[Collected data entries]
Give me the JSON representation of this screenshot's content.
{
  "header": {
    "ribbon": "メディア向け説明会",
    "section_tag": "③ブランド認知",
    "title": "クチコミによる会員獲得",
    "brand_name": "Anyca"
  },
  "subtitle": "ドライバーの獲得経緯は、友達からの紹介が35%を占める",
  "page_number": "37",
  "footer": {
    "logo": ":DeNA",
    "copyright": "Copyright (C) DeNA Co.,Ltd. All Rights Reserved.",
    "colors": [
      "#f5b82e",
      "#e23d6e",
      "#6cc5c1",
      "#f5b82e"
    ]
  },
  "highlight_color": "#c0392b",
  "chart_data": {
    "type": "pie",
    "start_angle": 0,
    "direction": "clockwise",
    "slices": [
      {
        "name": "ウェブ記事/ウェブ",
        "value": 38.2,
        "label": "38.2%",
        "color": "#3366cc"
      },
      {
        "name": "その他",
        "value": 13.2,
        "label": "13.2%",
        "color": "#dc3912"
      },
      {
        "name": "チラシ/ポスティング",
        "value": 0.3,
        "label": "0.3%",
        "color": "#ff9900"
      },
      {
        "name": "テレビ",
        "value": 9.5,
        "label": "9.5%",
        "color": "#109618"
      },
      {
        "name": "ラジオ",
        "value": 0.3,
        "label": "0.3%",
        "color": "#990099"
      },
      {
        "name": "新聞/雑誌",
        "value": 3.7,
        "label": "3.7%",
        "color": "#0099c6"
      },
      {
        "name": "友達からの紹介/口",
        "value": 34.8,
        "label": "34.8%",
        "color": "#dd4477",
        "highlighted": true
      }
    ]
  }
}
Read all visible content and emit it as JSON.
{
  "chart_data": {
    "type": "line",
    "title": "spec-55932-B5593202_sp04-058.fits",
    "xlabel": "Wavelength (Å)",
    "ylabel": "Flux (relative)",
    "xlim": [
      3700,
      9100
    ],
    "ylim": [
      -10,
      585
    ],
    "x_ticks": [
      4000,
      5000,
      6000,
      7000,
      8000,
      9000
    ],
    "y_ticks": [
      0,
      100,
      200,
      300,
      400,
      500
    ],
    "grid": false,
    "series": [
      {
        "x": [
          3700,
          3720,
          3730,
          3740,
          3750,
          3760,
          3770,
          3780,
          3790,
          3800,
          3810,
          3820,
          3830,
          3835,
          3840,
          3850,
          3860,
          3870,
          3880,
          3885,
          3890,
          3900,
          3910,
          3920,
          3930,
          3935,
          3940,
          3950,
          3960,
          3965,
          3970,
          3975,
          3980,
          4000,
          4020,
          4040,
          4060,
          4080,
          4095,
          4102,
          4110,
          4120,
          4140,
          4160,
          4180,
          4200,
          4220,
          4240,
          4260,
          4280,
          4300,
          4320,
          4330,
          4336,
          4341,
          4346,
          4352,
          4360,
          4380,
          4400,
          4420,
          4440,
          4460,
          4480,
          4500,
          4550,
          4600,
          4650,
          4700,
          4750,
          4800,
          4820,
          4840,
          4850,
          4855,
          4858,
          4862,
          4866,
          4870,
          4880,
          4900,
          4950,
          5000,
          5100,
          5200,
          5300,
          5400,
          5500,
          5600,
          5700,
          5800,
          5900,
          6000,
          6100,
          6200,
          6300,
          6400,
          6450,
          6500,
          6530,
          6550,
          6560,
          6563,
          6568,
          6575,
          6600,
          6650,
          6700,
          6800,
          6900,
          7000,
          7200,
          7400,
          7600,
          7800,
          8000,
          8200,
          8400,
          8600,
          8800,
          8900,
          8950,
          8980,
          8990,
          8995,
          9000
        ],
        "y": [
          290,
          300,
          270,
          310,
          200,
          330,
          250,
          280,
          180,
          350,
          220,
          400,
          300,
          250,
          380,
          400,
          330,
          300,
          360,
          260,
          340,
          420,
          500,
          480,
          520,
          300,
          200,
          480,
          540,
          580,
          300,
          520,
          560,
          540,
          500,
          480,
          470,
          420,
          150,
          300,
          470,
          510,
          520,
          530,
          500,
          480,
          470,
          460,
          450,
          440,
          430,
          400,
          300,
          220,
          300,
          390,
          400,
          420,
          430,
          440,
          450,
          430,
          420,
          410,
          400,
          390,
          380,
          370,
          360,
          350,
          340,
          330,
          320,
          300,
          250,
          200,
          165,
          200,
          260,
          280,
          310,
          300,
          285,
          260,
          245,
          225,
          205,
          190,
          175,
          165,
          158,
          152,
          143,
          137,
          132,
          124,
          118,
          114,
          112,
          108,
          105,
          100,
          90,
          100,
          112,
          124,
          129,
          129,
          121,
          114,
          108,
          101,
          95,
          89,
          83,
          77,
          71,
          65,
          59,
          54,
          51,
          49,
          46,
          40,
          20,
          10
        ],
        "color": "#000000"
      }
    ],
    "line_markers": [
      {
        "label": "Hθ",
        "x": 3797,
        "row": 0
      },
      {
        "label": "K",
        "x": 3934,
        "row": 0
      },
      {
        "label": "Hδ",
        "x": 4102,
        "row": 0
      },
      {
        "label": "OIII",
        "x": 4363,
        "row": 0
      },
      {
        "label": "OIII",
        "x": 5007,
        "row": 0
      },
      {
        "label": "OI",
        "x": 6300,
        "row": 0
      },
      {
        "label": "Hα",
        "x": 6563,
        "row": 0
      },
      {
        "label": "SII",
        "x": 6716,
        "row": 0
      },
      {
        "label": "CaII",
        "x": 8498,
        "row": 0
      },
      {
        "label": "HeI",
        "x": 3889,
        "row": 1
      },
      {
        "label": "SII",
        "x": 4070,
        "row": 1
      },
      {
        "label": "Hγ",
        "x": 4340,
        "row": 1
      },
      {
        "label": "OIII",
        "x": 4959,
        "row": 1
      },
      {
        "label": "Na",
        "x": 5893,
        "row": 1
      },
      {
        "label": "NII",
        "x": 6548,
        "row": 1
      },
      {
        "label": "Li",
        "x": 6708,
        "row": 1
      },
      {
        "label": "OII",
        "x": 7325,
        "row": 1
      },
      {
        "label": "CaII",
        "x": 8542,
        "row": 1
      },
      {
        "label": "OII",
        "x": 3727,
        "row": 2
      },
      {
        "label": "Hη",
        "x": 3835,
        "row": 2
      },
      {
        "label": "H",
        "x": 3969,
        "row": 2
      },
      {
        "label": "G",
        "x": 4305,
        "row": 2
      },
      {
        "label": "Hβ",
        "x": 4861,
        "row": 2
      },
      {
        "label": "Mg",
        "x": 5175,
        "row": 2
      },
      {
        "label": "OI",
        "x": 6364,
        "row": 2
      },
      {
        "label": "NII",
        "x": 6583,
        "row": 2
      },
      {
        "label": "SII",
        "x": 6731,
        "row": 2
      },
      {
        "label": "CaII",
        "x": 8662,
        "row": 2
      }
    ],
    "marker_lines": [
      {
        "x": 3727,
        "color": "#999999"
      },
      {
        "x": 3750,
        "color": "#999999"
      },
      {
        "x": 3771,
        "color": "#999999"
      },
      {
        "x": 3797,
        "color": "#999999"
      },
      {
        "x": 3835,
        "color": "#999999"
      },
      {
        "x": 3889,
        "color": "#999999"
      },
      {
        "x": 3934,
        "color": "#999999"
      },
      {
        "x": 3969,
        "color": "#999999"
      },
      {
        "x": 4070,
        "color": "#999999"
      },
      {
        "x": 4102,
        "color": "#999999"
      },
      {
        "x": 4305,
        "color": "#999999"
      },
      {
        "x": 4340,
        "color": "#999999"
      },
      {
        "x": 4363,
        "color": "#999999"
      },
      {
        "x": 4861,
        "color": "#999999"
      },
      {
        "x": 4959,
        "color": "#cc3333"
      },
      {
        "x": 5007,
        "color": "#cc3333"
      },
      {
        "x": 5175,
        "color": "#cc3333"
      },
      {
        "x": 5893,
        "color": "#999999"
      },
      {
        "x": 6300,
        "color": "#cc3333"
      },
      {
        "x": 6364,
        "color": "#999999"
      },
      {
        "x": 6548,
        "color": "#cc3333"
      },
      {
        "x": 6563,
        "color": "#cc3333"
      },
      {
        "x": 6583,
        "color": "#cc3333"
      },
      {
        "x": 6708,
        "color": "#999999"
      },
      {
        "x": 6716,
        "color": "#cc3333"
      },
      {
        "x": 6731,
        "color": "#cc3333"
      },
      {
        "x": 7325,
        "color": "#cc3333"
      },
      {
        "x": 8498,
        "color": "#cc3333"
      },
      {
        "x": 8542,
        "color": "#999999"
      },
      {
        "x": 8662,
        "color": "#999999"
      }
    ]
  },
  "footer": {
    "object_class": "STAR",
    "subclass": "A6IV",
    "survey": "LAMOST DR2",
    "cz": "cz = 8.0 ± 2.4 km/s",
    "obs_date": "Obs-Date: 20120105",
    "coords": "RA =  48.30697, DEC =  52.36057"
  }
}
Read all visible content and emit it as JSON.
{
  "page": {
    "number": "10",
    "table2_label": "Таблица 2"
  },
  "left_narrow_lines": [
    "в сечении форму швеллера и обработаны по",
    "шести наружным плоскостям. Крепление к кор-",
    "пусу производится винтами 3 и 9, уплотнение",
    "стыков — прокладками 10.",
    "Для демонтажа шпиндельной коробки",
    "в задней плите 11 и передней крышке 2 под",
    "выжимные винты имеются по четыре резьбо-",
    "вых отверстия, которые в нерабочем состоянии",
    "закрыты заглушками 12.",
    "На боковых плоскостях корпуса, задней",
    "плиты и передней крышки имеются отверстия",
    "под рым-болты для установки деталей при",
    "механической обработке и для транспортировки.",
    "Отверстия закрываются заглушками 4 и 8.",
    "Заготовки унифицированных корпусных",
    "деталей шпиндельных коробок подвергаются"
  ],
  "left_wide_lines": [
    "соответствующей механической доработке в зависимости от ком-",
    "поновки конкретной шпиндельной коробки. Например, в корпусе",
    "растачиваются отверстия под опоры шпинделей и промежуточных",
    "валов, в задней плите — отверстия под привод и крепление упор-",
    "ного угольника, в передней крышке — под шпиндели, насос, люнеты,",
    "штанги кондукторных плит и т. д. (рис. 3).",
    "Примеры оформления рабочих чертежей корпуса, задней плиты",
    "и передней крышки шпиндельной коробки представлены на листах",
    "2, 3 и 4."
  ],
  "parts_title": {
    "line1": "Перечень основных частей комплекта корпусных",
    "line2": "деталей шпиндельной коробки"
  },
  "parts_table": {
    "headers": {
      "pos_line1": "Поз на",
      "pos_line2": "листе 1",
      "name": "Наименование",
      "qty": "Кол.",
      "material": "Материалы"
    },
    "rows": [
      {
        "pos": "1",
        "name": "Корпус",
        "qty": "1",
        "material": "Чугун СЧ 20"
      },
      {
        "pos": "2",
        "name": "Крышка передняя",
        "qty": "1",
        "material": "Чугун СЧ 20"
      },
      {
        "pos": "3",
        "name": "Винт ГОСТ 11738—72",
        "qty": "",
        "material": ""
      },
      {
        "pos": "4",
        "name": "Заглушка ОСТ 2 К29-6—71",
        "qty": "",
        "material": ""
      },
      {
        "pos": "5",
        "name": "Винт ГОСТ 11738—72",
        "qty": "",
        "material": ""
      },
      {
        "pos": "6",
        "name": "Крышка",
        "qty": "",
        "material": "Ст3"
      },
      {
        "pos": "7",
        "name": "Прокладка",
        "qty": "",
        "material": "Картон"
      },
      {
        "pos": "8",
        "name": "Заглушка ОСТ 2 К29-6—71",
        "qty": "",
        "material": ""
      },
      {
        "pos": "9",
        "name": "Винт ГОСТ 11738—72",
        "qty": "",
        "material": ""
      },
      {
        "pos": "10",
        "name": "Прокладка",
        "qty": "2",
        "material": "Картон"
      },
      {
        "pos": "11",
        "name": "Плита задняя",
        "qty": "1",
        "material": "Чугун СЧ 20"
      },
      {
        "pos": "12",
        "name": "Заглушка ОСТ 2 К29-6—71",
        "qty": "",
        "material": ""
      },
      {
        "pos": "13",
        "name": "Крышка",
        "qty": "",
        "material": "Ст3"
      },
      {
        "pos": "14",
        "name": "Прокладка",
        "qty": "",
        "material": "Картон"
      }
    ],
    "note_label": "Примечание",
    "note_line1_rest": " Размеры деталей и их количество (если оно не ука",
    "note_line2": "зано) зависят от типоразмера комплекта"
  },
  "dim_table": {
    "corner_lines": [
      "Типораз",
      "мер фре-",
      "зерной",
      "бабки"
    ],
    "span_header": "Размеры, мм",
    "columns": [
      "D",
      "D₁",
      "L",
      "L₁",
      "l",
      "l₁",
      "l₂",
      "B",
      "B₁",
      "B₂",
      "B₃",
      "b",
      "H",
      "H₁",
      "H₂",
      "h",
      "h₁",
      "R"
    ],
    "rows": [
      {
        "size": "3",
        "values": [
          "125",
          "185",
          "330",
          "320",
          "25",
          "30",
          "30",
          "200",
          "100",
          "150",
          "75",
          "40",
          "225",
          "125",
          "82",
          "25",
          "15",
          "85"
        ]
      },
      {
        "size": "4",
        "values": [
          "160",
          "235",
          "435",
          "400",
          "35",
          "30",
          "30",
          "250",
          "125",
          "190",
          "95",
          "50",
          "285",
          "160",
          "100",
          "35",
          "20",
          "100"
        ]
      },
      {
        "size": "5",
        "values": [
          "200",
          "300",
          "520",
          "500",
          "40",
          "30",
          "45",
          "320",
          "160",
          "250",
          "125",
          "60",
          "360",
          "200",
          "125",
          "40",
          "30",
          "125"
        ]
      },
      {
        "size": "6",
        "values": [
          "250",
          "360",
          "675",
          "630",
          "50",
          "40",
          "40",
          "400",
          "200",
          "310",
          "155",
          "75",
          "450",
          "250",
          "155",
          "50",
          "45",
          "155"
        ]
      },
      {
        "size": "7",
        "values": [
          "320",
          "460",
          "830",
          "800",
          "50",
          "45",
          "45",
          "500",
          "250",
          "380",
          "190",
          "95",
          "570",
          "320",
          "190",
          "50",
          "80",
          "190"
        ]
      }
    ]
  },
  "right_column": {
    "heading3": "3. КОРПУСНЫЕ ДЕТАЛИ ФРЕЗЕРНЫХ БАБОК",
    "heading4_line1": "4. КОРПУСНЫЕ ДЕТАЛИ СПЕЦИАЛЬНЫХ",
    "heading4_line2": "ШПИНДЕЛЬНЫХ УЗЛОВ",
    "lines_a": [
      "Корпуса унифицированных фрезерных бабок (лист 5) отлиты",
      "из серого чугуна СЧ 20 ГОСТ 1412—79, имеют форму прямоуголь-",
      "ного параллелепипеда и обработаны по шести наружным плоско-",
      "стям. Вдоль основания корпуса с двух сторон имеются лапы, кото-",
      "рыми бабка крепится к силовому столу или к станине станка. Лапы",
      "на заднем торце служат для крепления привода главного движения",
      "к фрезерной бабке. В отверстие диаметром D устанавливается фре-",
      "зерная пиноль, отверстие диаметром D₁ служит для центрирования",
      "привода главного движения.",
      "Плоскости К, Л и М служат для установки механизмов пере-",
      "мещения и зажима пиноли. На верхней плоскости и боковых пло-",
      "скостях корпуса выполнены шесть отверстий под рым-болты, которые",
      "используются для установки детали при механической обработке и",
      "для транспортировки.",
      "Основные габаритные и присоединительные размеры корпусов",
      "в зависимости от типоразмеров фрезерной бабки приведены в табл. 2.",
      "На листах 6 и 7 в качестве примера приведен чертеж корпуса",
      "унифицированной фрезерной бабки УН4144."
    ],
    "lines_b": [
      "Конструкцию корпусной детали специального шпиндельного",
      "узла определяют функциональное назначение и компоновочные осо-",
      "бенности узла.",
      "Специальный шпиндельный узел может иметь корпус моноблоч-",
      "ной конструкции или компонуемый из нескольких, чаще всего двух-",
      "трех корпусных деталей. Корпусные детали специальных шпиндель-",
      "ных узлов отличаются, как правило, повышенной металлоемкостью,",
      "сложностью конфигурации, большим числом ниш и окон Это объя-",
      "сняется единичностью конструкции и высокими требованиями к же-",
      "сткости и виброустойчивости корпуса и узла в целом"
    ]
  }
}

**Task description**
Show every line above in which the word "коробки" occurs.

**Task solution**
    "Для демонтажа шпиндельной коробки",
    "поновки конкретной шпиндельной коробки. Например, в корпусе",
    "и передней крышки шпиндельной коробки представлены на листах",
    "line2": "деталей шпиндельной коробки"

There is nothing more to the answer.